The whalers are down here having arrived in the last few days, down here somewhere off a coastline that carries on for thousands of kilometers. Our most difficult challenges every year in this campaign to defend the whales is finding their elusive killers. They cowardly creep and sneak through the fog and snow in the midst of this great white silence like the evil creatures they are, intent on extinguishing the lives of some of the most intelligent and gentle creatures on this fair planet.

As hostile as this part of the Earth is, I have fallen in love with the Great Southern Ocean and this lonely continent at the bottom of the globe. Its sheer size and icy ruggedness humbles me. Each day we pass through seas of bergy bit, growlers, floe ice and massive bergs, all pushed about by fierce winds over a black frigid sea under a sun that never sets.

Our ship is like a spaceship. Off the ship and death from exposure is not far away. This small steel hulled vessel is our lifeline and it is so small set against the mountains of ice and the cold black rock of the coastline.

There are forty-one of us on board, each with a task to keep the ship and the campaign running. Unlike the whalers, my crew are not here because of pay or benefits. They are here as volunteers because they care about the survival and the welfare of the world's whales and because they want to do more than petition and demonstrate. They want to physically make a difference. They want to stop the illegal slaughter of the whales.

This is my fourth campaign to the Southern Ocean Whale Sanctuary. This will be the fourth year that I've ushered in a new year in these enchanted hostile waters amongst the whales, the penguins, the albatross and the seals.

Somewhere out there in this vast ocean the killers are arming their deadly harpoon cannons and the grisly decks of their foul smelling ships are flowing with hot blood that sends clouds of steam into the chilled air. The bodies of our friends the whales are being systematically mutilated as the obscene flensing knives hack off tails and fins and spill the entrails of these magnificent beings onto their greasy decks.

The Japanese whalers have no idea just how repulsive their actions are to us onboard the Steve Irwin.

▶ _Written request 1_:
Substitute "wire transfer" for "bank transfer" in the listing, starting at its first line and ending at the line containing "sidebar-item-invoices[interactable]: Invoices —", and return those lines with nothing else altered.
The listing that comes next is unrelated to the whaling passage.

(Bounding box annotations)
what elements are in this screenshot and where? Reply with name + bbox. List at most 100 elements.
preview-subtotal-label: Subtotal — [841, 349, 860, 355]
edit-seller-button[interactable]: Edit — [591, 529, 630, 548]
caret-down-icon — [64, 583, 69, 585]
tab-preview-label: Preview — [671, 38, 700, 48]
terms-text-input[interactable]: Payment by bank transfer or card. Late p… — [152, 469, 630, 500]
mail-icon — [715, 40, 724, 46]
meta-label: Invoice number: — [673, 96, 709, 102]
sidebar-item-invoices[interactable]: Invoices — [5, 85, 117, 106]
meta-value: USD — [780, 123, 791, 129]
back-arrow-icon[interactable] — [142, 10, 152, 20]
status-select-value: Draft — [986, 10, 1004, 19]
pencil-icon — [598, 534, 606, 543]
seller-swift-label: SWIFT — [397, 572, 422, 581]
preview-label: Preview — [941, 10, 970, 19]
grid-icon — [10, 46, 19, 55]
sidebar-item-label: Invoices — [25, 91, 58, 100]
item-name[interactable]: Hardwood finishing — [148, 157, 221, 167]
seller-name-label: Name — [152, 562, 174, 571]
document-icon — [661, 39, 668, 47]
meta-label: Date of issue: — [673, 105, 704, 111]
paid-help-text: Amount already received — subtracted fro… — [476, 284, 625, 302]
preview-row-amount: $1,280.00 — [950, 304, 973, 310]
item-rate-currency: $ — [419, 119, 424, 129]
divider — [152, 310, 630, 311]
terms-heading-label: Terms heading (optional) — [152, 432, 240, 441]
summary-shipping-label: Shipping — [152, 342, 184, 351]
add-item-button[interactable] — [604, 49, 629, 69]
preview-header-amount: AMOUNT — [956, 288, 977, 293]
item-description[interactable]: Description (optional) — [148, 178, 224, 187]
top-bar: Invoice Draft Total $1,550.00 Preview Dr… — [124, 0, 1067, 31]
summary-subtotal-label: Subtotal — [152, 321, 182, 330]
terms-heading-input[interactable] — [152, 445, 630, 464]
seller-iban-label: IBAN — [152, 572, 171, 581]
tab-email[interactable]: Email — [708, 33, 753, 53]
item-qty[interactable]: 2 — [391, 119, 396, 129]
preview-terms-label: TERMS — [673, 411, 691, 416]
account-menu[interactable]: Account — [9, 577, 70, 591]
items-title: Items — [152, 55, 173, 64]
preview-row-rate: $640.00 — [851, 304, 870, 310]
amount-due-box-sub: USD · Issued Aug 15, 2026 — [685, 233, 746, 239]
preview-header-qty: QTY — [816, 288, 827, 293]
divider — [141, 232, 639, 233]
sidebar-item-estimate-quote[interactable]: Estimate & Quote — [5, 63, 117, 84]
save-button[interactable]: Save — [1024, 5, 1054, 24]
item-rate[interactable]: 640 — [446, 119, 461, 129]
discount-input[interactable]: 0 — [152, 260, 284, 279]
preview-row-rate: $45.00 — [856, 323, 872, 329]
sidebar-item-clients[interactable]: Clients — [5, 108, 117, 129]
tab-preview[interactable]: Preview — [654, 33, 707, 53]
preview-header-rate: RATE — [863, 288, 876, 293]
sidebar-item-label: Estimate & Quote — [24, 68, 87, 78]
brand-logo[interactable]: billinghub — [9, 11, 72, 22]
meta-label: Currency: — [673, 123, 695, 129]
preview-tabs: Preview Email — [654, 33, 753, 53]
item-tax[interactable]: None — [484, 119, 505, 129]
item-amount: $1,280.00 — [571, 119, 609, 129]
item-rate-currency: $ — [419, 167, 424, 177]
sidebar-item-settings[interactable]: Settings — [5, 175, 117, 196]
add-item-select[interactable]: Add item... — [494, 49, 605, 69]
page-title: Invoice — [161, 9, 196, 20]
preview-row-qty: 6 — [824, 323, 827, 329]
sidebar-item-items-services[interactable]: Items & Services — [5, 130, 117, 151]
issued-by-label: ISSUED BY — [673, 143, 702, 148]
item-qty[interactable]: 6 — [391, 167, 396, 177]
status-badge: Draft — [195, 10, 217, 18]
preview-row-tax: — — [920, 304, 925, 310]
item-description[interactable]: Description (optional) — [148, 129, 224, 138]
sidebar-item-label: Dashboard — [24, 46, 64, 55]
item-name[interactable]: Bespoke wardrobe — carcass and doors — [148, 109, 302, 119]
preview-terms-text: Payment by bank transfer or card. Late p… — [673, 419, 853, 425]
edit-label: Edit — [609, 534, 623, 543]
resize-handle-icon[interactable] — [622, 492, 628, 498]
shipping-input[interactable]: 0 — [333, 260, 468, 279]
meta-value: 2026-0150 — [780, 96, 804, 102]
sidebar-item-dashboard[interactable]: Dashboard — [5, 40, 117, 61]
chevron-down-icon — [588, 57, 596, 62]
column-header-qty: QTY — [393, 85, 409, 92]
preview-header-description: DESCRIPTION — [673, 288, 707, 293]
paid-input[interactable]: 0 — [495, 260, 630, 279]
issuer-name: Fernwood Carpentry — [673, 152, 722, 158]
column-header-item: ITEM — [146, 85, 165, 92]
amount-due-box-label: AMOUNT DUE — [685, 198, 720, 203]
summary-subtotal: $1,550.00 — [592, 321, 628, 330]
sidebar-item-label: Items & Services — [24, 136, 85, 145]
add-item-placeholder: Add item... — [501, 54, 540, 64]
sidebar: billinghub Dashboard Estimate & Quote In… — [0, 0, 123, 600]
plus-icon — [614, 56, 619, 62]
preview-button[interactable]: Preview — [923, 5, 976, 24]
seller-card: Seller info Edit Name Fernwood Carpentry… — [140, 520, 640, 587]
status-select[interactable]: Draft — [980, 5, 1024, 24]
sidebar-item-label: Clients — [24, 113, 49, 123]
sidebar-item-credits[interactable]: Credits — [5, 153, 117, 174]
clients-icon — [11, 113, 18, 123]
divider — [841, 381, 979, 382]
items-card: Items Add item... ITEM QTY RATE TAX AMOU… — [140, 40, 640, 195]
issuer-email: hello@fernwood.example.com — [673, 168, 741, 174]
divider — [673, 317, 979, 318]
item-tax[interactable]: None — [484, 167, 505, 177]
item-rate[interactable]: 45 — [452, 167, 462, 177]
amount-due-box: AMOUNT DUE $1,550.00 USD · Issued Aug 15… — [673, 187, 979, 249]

▶ _Written request 2_:
How many people does the whaling passage say are on board the ship?

▶ _Written solution 1_:
what elements are in this screenshot and where? Reply with name + bbox. List at most 100 elements.
preview-subtotal-label: Subtotal — [841, 349, 860, 355]
edit-seller-button[interactable]: Edit — [591, 529, 630, 548]
caret-down-icon — [64, 583, 69, 585]
tab-preview-label: Preview — [671, 38, 700, 48]
terms-text-input[interactable]: Payment by wire transfer or card. Late p… — [152, 469, 630, 500]
mail-icon — [715, 40, 724, 46]
meta-label: Invoice number: — [673, 96, 709, 102]
sidebar-item-invoices[interactable]: Invoices — [5, 85, 117, 106]

▶ _Written solution 2_:
Forty-one.